SHORT TASK: Reproduce the listing below in its entirety. Change nothing.

RECORDS SHOWN:
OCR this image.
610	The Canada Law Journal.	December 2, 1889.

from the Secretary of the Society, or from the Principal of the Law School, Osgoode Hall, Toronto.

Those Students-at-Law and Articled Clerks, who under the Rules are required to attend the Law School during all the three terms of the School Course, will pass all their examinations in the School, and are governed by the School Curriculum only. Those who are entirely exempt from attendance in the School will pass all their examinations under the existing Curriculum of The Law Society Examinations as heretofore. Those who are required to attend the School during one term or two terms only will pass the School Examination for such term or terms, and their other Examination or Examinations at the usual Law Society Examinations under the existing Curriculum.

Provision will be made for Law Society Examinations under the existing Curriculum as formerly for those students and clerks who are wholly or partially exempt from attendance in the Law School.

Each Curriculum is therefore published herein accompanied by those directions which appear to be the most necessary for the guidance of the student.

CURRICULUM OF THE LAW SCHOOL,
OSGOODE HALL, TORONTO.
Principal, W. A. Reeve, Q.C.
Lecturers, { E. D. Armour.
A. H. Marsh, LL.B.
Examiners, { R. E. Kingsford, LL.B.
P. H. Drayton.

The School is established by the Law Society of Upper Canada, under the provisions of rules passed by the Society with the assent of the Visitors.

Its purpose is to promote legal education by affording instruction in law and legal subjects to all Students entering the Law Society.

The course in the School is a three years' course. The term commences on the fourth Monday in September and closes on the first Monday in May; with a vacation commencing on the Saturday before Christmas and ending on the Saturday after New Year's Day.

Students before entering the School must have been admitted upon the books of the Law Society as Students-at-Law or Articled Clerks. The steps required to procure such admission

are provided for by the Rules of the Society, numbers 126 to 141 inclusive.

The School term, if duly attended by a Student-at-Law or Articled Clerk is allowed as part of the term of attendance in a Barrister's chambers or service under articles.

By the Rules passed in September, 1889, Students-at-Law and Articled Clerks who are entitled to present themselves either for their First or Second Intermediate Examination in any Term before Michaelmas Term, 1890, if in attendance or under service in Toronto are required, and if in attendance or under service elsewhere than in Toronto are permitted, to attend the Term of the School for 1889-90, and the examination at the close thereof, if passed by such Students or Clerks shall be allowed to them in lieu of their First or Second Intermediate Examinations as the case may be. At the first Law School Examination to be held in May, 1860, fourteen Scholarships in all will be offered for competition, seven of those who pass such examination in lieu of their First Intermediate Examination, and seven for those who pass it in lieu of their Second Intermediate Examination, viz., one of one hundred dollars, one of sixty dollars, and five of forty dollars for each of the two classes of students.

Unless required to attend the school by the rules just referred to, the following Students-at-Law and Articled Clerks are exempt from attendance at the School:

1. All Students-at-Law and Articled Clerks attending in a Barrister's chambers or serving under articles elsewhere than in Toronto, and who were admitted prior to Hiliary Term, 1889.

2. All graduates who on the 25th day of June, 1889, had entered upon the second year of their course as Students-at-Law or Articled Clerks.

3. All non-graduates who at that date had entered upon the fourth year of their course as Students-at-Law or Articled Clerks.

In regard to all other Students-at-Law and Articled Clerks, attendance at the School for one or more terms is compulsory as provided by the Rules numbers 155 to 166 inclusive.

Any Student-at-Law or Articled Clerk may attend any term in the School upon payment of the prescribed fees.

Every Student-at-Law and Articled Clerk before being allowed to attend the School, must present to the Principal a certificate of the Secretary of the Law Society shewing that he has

RESPONSE TO THIS TASK:
OCR this image.
610	The Canada Law Journal.	December 2, 1889.

from the Secretary of the Society, or from the Principal of the Law School, Osgoode Hall, Toronto.

Those Students-at-Law and Articled Clerks, who under the Rules are required to attend the Law School during all the three terms of the School Course, will pass all their examinations in the School, and are governed by the School Curriculum only. Those who are entirely exempt from attendance in the School will pass all their examinations under the existing Curriculum of The Law Society Examinations as heretofore. Those who are required to attend the School during one term or two terms only will pass the School Examination for such term or terms, and their other Examination or Examinations at the usual Law Society Examinations under the existing Curriculum.

Provision will be made for Law Society Examinations under the existing Curriculum as formerly for those students and clerks who are wholly or partially exempt from attendance in the Law School.

Each Curriculum is therefore published herein accompanied by those directions which appear to be the most necessary for the guidance of the student.

CURRICULUM OF THE LAW SCHOOL,
OSGOODE HALL, TORONTO.
Principal, W. A. Reeve, Q.C.
Lecturers, { E. D. Armour.
A. H. Marsh, LL.B.
Examiners, { R. E. Kingsford, LL.B.
P. H. Drayton.

The School is established by the Law Society of Upper Canada, under the provisions of rules passed by the Society with the assent of the Visitors.

Its purpose is to promote legal education by affording instruction in law and legal subjects to all Students entering the Law Society.

The course in the School is a three years' course. The term commences on the fourth Monday in September and closes on the first Monday in May; with a vacation commencing on the Saturday before Christmas and ending on the Saturday after New Year's Day.

Students before entering the School must have been admitted upon the books of the Law Society as Students-at-Law or Articled Clerks. The steps required to procure such admission

are provided for by the Rules of the Society, numbers 126 to 141 inclusive.

The School term, if duly attended by a Student-at-Law or Articled Clerk is allowed as part of the term of attendance in a Barrister's chambers or service under articles.

By the Rules passed in September, 1889, Students-at-Law and Articled Clerks who are entitled to present themselves either for their First or Second Intermediate Examination in any Term before Michaelmas Term, 1890, if in attendance or under service in Toronto are required, and if in attendance or under service elsewhere than in Toronto are permitted, to attend the Term of the School for 1889-90, and the examination at the close thereof, if passed by such Students or Clerks shall be allowed to them in lieu of their First or Second Intermediate Examinations as the case may be. At the first Law School Examination to be held in May, 1860, fourteen Scholarships in all will be offered for competition, seven of those who pass such examination in lieu of their First Intermediate Examination, and seven for those who pass it in lieu of their Second Intermediate Examination, viz., one of one hundred dollars, one of sixty dollars, and five of forty dollars for each of the two classes of students.

Unless required to attend the school by the rules just referred to, the following Students-at-Law and Articled Clerks are exempt from attendance at the School:

1. All Students-at-Law and Articled Clerks attending in a Barrister's chambers or serving under articles elsewhere than in Toronto, and who were admitted prior to Hiliary Term, 1889.

2. All graduates who on the 25th day of June, 1889, had entered upon the second year of their course as Students-at-Law or Articled Clerks.

3. All non-graduates who at that date had entered upon the fourth year of their course as Students-at-Law or Articled Clerks.

In regard to all other Students-at-Law and Articled Clerks, attendance at the School for one or more terms is compulsory as provided by the Rules numbers 155 to 166 inclusive.

Any Student-at-Law or Articled Clerk may attend any term in the School upon payment of the prescribed fees.

Every Student-at-Law and Articled Clerk before being allowed to attend the School, must present to the Principal a certificate of the Secretary of the Law Society shewing that he has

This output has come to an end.